Job:
Return the listing below verbatim. Pictures do not belong in the copy.

Input for this task:
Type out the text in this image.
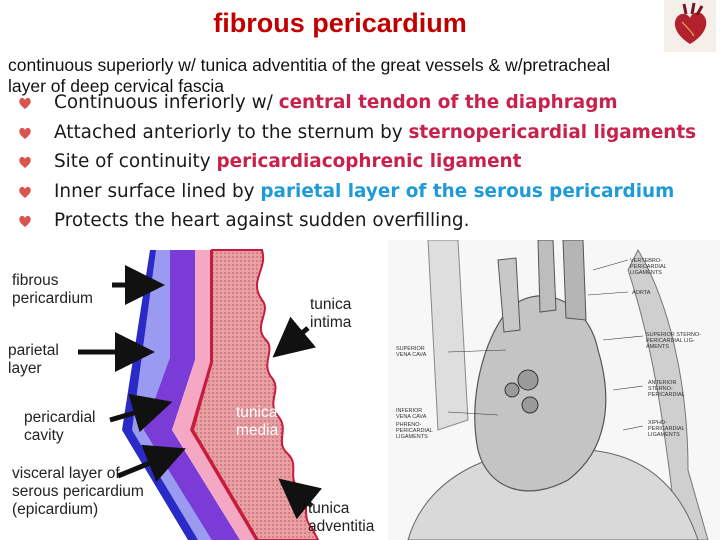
fibrous pericardium
continuous superiorly w/ tunica adventitia of the great vessels & w/pretracheal
layer of deep cervical fascia
Continuous inferiorly w/ central tendon of the diaphragm
Attached anteriorly to the sternum by sternopericardial ligaments
Site of continuity pericardiacophrenic ligament
Inner surface lined by parietal layer of the serous pericardium
Protects the heart against sudden overfilling.
fibrous
pericardium
parietal
layer
pericardial
cavity
visceral layer of
serous pericardium
(epicardium)
tunica
intima
tunica
media
tunica
adventitia
VERTEBRO-
PERICARDIAL
LIGAMENTS
AORTA
SUPERIOR
VENA CAVA
SUPERIOR STERNO-
PERICARDIAL LIG-
AMENTS
INFERIOR
VENA CAVA
PHRENO-
PERICARDIAL
LIGAMENTS
ANTERIOR
STERNO-
PERICARDIAL
XIPHO-
PERICARDIAL
LIGAMENTS
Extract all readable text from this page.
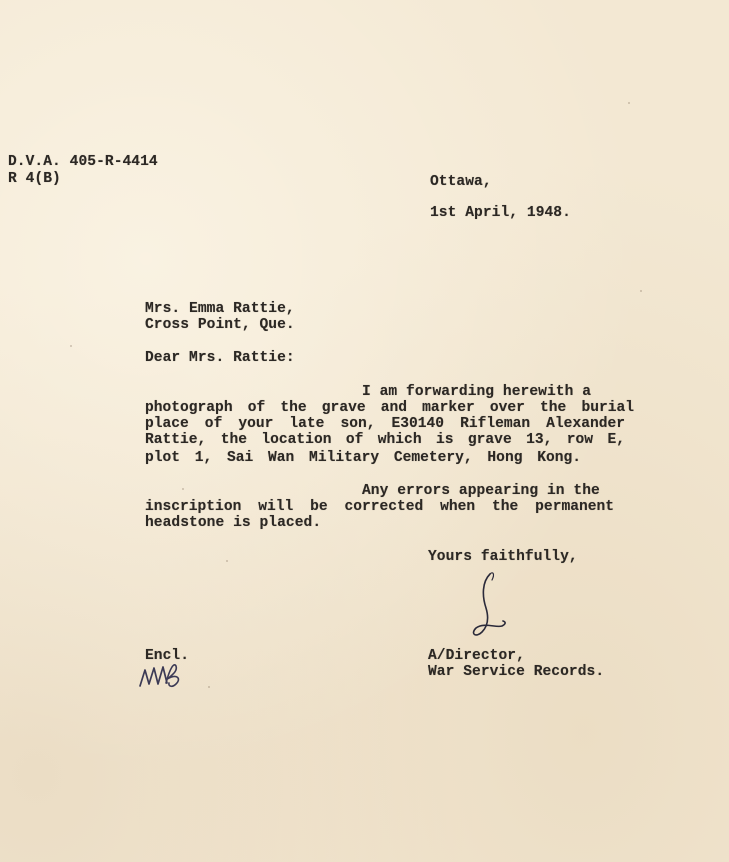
D.V.A. 405-R-4414
R 4(B)	Ottawa,
1st April, 1948.
Mrs. Emma Rattie,
Cross Point, Que.
Dear Mrs. Rattie:
I am forwarding herewith a
photograph of the grave and marker over the burial
place of your late son, E30140 Rifleman Alexander
Rattie, the location of which is grave 13, row E,
plot 1, Sai Wan Military Cemetery, Hong Kong.
Any errors appearing in the
inscription will be corrected when the permanent
headstone is placed.
Yours faithfully,
A/Director,
War Service Records.
Encl.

The answer:
Type out the text in this image.
fibrous pericardium
continuous superiorly w/ tunica adventitia of the great vessels & w/pretracheal
layer of deep cervical fascia
Continuous inferiorly w/ central tendon of the diaphragm
Attached anteriorly to the sternum by sternopericardial ligaments
Site of continuity pericardiacophrenic ligament
Inner surface lined by parietal layer of the serous pericardium
Protects the heart against sudden overfilling.
fibrous
pericardium
parietal
layer
pericardial
cavity
visceral layer of
serous pericardium
(epicardium)
tunica
intima
tunica
media
tunica
adventitia
VERTEBRO-
PERICARDIAL
LIGAMENTS
AORTA
SUPERIOR
VENA CAVA
SUPERIOR STERNO-
PERICARDIAL LIG-
AMENTS
INFERIOR
VENA CAVA
PHRENO-
PERICARDIAL
LIGAMENTS
ANTERIOR
STERNO-
PERICARDIAL
XIPHO-
PERICARDIAL
LIGAMENTS
Extract all readable text from this page.
D.V.A. 405-R-4414
R 4(B)	Ottawa,
1st April, 1948.
Mrs. Emma Rattie,
Cross Point, Que.
Dear Mrs. Rattie:
I am forwarding herewith a
photograph of the grave and marker over the burial
place of your late son, E30140 Rifleman Alexander
Rattie, the location of which is grave 13, row E,
plot 1, Sai Wan Military Cemetery, Hong Kong.
Any errors appearing in the
inscription will be corrected when the permanent
headstone is placed.
Yours faithfully,
A/Director,
War Service Records.
Encl.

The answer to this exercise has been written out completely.